--- SET PROBLEM ---
List each line of the data that holds the string "JSON".

--- DATA ROWS ---

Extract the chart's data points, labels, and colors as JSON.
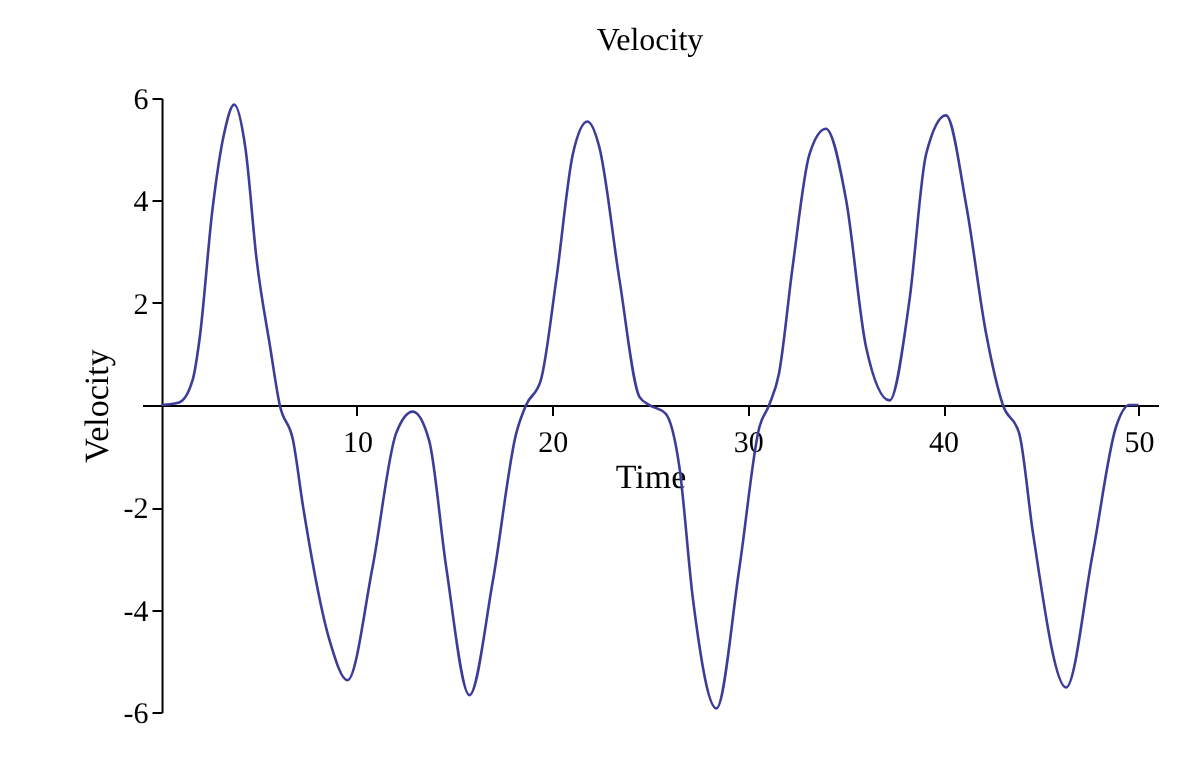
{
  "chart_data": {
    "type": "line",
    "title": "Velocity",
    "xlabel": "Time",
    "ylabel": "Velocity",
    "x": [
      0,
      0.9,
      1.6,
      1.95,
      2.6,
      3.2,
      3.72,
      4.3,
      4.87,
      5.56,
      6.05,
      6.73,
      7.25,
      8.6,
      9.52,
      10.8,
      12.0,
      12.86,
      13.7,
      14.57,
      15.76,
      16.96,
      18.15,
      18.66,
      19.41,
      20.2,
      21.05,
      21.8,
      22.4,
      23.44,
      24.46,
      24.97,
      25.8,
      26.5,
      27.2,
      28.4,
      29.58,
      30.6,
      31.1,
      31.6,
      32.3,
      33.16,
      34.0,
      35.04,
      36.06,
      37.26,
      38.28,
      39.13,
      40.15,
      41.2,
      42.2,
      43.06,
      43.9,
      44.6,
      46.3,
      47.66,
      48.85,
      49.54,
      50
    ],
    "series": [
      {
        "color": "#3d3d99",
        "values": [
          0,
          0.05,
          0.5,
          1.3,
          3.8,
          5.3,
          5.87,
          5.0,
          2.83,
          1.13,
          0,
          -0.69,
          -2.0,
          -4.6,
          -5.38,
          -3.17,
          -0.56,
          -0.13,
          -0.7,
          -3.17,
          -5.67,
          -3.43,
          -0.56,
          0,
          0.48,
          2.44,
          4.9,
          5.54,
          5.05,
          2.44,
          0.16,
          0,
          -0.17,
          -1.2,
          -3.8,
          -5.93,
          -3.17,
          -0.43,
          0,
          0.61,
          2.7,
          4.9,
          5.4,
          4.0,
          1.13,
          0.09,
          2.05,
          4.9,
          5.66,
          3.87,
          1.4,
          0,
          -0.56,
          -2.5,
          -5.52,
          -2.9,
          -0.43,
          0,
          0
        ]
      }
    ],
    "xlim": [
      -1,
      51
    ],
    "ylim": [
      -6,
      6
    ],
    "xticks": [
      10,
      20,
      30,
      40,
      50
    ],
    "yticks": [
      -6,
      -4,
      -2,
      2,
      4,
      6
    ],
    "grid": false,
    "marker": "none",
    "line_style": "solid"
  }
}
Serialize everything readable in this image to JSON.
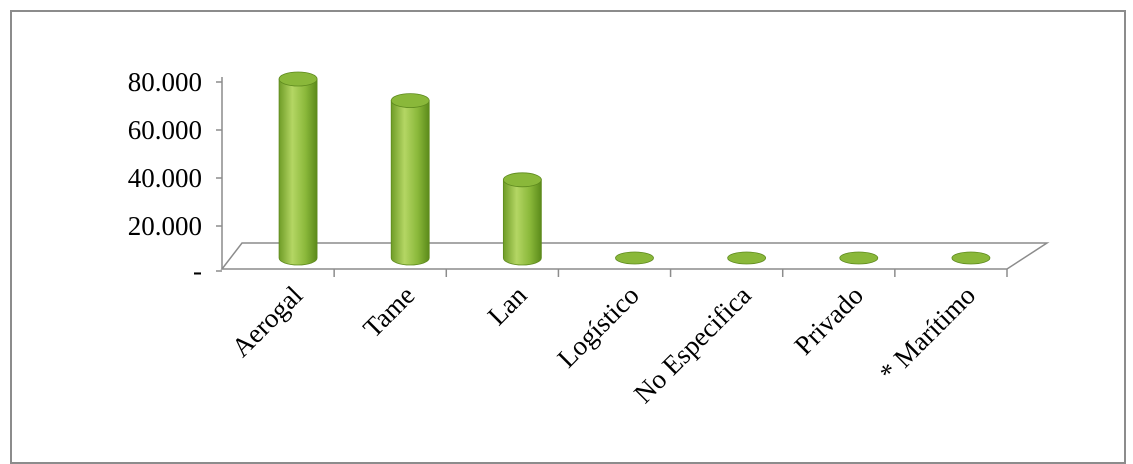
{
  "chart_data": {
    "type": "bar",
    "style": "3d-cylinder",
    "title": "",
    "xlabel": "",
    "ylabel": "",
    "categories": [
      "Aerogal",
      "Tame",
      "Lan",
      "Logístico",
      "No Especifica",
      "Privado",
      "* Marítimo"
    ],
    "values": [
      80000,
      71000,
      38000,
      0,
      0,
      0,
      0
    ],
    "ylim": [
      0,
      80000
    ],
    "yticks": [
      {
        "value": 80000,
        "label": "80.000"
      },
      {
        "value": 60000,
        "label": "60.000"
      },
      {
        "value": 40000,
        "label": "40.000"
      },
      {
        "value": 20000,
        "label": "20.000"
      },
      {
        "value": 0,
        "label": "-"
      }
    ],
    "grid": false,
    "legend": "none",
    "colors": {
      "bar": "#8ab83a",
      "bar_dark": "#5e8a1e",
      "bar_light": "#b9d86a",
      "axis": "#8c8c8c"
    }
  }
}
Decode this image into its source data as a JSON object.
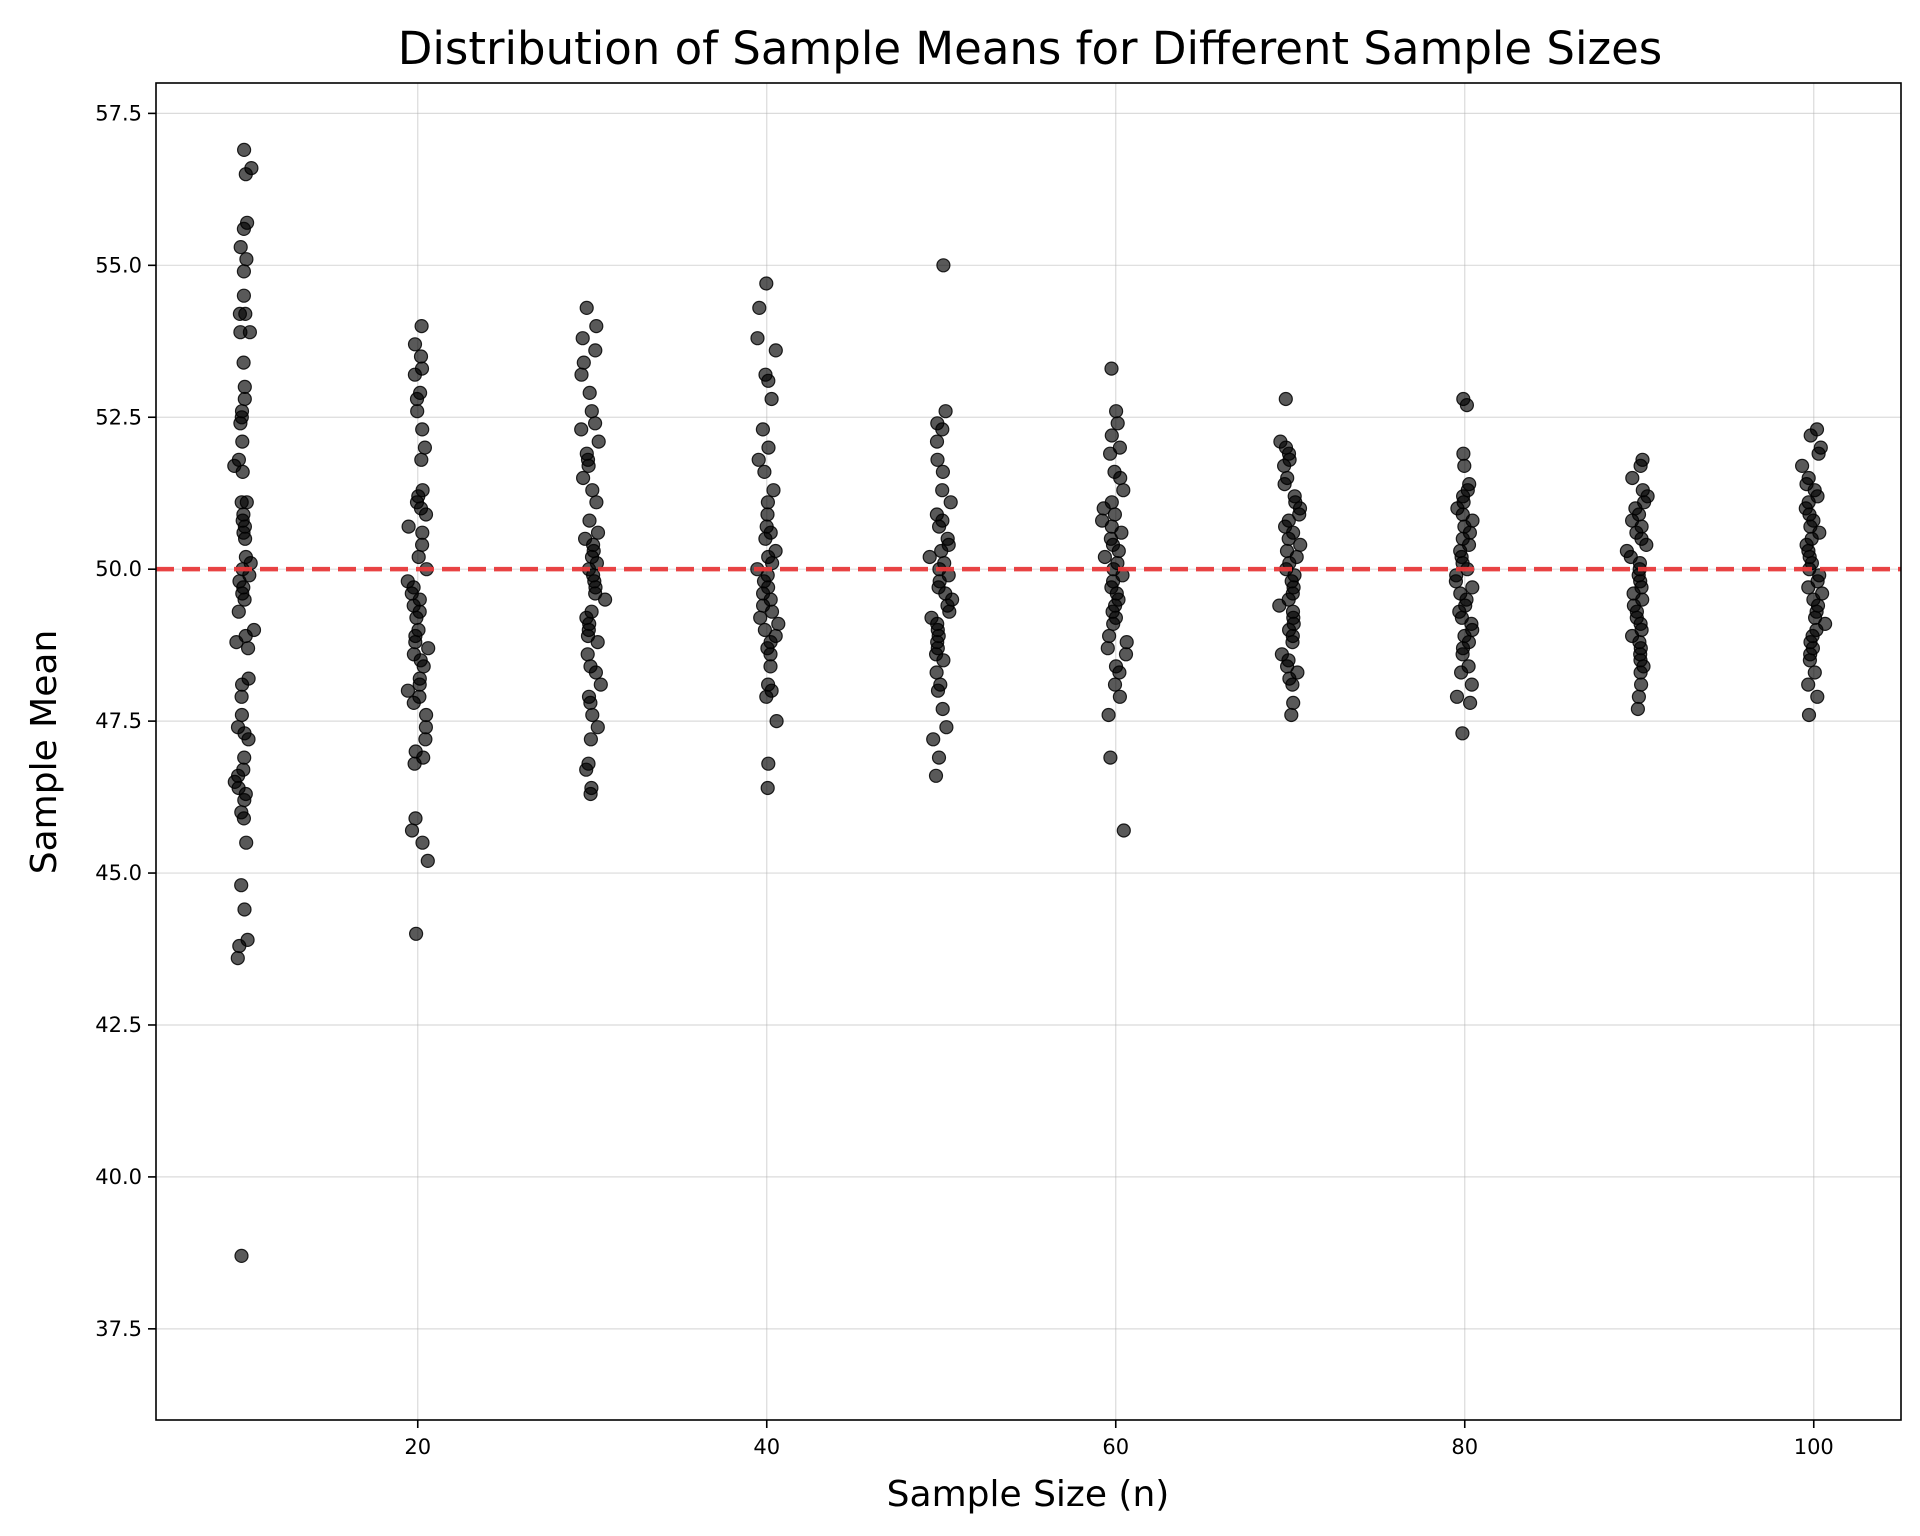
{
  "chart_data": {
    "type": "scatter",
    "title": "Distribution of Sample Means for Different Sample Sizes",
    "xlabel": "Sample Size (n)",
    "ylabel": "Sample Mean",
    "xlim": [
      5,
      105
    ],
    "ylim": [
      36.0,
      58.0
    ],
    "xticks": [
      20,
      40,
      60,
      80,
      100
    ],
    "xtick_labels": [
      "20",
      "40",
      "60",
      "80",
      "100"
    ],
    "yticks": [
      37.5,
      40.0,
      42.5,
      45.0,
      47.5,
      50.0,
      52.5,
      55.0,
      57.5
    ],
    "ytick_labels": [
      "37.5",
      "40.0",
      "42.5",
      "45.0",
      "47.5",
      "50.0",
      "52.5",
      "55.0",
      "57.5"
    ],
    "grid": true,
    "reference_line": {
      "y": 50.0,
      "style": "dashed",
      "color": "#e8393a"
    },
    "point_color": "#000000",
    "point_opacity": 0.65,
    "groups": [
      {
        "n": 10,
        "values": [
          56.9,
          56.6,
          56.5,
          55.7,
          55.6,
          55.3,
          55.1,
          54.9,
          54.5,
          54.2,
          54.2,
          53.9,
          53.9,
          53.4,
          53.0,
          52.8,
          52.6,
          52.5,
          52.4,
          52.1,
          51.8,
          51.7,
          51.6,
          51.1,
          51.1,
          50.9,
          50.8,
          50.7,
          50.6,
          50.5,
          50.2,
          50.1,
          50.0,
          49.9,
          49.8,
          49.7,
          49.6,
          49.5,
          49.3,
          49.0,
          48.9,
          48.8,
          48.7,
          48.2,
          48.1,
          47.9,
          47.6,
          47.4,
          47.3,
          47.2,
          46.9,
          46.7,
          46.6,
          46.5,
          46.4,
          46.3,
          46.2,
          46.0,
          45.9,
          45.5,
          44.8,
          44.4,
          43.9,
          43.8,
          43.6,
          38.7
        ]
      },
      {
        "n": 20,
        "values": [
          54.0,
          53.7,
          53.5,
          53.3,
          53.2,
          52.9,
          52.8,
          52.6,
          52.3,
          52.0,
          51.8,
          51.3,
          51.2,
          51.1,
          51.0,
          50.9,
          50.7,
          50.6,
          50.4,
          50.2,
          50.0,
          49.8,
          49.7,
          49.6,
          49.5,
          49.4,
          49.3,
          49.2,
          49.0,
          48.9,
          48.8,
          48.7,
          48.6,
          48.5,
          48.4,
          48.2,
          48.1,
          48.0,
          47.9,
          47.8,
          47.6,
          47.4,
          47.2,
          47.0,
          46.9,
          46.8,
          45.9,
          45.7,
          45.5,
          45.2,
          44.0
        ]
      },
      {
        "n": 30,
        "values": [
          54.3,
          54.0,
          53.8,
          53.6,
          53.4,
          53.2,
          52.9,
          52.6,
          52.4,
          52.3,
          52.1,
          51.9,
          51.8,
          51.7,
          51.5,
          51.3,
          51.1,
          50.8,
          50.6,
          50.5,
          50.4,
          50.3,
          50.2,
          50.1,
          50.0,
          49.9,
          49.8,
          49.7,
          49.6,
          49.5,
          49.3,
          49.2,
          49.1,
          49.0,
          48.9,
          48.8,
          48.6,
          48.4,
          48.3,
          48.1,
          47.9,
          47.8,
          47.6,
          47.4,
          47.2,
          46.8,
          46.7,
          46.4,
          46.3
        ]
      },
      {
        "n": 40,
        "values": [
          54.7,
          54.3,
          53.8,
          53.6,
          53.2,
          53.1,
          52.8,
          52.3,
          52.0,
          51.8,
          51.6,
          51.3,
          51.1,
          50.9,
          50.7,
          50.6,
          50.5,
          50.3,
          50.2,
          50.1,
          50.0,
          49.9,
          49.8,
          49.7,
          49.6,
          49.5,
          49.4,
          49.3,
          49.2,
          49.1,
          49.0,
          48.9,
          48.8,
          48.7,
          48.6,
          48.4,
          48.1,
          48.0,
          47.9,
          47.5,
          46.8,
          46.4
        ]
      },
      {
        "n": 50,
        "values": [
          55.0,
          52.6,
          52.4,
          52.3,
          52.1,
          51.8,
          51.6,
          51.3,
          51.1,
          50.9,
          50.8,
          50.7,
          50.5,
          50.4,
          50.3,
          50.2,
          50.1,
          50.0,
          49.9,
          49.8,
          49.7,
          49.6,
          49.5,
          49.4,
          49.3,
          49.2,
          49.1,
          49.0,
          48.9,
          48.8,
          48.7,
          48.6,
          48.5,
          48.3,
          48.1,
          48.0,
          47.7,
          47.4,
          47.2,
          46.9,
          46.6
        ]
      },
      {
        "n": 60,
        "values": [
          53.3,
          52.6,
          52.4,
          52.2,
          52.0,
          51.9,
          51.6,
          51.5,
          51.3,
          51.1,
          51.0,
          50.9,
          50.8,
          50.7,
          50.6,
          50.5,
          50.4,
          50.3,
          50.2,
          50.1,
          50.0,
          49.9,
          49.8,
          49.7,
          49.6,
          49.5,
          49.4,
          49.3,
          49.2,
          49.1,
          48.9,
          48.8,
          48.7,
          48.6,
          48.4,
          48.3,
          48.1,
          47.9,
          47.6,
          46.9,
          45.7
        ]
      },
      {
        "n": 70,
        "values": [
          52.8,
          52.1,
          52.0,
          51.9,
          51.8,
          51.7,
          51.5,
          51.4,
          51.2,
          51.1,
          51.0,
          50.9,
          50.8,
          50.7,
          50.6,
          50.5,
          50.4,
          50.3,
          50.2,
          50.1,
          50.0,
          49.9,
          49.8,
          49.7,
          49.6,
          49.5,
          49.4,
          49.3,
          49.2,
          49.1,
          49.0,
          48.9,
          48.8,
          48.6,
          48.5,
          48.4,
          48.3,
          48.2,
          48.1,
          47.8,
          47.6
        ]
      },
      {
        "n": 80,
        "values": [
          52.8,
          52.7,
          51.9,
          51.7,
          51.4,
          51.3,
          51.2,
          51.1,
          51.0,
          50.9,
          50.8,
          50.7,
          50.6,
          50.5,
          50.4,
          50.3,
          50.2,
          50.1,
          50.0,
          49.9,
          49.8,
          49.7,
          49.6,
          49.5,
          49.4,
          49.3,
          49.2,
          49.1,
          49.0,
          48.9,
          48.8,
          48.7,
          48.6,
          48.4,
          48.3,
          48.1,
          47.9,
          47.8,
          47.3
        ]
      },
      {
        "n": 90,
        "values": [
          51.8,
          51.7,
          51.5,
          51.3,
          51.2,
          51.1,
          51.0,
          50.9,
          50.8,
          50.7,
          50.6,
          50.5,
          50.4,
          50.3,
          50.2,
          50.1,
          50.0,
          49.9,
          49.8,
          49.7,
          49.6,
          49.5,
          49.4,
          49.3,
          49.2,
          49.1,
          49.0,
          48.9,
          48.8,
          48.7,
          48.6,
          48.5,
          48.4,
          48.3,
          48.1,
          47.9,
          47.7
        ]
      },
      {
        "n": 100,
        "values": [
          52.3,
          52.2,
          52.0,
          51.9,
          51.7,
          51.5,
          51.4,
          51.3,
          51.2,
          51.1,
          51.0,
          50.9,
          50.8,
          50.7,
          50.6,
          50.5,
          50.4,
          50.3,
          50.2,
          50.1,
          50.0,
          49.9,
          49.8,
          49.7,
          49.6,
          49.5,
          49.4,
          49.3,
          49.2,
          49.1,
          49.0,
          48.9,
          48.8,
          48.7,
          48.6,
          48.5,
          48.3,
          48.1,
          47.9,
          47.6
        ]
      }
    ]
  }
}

--- OUTPUT OF THE TASK ---
Extract the chart's data points, labels, and colors as JSON.
Serialize everything readable in this image to JSON.
Decode this image into its source data as a JSON object.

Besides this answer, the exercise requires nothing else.